## Work to be completed
Where the string "What" occurs in the material below, report the whole line.

## Source material
────────────────────────────────────────

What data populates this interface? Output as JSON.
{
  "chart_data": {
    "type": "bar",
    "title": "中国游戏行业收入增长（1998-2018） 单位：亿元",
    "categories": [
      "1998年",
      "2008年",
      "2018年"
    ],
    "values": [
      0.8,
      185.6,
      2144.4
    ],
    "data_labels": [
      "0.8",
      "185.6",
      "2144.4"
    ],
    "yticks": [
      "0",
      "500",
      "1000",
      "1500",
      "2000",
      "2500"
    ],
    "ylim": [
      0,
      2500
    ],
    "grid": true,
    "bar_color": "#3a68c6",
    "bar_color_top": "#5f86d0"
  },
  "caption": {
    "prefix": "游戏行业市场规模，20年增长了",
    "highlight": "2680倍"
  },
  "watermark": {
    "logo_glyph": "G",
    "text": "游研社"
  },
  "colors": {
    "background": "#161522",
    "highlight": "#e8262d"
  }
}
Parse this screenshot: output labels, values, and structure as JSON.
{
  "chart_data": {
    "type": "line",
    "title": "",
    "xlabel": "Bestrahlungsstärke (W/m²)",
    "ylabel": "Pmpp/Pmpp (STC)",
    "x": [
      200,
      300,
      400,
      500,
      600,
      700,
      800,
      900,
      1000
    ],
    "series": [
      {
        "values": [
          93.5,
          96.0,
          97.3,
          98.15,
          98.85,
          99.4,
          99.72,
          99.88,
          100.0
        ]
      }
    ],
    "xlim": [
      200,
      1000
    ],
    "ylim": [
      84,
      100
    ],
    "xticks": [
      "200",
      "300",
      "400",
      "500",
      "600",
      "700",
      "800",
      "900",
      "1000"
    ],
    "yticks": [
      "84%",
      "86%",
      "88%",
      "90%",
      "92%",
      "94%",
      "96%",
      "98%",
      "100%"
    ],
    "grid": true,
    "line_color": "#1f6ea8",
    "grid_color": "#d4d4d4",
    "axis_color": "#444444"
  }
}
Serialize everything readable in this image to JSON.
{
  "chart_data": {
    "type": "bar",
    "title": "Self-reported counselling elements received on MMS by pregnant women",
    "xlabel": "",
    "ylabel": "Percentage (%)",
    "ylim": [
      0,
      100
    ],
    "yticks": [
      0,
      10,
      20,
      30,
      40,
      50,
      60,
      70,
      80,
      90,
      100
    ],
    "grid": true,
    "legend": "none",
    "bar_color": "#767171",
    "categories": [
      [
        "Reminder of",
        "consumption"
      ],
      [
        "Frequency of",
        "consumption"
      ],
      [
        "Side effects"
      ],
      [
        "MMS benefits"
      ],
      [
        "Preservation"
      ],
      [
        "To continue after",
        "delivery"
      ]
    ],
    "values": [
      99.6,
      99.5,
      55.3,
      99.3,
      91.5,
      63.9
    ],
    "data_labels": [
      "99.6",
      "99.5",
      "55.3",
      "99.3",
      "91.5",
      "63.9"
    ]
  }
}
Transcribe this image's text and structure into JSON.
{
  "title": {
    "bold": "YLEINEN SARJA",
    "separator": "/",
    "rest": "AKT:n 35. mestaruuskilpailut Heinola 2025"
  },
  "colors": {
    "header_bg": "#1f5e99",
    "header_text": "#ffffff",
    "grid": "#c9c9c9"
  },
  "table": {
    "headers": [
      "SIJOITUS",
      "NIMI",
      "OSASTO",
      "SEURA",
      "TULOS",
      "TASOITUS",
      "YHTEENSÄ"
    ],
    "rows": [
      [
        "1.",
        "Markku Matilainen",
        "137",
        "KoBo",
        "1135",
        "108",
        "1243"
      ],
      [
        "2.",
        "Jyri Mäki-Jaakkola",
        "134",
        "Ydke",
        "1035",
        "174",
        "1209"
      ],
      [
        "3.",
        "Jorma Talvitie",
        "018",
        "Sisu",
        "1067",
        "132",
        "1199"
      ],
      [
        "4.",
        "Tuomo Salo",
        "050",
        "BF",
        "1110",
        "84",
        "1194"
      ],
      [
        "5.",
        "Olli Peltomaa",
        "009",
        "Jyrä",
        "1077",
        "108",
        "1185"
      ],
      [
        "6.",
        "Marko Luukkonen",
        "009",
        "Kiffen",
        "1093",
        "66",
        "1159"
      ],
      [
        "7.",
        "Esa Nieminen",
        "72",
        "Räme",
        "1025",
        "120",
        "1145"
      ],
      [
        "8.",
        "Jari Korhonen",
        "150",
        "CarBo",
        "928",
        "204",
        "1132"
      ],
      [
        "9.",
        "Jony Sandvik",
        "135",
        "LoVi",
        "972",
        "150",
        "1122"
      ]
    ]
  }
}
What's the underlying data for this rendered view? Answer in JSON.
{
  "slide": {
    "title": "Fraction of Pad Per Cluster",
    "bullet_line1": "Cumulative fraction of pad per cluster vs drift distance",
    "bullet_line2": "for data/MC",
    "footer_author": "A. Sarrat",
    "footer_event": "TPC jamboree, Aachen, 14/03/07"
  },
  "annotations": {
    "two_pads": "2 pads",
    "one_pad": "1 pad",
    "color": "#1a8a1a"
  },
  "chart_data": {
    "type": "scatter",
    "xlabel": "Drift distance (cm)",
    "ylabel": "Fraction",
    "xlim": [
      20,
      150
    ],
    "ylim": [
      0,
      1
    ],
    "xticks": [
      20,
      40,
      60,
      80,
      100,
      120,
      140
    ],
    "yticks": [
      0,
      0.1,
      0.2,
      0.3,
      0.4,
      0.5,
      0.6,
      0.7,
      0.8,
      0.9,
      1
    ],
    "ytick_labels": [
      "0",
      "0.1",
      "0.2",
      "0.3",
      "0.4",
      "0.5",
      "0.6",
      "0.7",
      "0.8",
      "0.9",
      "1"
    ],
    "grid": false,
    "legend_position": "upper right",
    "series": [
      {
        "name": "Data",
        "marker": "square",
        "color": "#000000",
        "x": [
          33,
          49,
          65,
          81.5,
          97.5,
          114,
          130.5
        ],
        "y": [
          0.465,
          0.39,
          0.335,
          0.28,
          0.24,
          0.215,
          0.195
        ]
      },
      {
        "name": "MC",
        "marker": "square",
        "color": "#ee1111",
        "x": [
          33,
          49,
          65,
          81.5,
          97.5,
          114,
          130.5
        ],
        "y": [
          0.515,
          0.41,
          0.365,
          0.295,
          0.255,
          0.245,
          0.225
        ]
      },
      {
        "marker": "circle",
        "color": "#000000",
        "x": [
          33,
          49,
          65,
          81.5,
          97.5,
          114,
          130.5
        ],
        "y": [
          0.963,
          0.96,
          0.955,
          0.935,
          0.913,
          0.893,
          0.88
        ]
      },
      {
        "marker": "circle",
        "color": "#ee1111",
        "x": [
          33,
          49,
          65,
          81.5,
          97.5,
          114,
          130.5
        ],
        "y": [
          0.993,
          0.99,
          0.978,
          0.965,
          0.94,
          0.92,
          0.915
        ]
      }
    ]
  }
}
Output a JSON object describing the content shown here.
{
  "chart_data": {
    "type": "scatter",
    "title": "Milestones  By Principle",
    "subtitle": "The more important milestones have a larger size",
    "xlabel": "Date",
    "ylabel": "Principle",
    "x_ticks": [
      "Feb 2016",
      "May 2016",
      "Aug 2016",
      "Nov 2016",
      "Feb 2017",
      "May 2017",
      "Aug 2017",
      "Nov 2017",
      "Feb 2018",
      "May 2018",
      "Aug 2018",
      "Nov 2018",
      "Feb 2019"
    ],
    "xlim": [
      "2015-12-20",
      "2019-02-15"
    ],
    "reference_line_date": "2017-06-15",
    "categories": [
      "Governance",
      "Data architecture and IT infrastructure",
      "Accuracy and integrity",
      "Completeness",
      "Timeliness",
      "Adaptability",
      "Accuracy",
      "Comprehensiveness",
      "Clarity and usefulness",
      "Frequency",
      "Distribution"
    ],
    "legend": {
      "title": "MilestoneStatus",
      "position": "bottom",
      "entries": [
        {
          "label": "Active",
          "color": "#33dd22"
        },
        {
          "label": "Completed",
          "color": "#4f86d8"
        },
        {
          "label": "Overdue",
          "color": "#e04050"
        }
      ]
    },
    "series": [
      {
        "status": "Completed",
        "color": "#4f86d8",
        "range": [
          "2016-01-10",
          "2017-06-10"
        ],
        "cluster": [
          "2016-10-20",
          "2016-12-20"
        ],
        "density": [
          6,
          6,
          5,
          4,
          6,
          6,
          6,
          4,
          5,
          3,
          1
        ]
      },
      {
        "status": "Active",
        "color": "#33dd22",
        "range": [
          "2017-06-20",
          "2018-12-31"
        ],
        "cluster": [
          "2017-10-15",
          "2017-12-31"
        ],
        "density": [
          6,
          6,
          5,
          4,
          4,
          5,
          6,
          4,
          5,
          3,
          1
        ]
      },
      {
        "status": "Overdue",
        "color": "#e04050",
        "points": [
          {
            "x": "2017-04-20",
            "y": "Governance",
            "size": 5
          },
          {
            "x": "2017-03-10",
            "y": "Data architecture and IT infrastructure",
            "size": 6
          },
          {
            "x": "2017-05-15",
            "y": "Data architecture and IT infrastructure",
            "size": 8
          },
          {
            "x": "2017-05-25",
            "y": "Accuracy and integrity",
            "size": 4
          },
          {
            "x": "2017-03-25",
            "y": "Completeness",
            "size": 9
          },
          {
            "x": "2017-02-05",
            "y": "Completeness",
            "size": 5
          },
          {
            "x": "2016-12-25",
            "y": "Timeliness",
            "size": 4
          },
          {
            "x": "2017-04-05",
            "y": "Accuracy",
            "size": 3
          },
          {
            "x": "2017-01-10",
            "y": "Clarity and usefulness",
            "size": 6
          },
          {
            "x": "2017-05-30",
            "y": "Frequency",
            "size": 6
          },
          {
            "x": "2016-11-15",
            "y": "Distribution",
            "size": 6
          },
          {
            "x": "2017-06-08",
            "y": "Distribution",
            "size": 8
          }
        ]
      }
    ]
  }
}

────────────────────────────────────────

## Complete output
What data populates this interface? Output as JSON.
What's the underlying data for this rendered view? Answer in JSON.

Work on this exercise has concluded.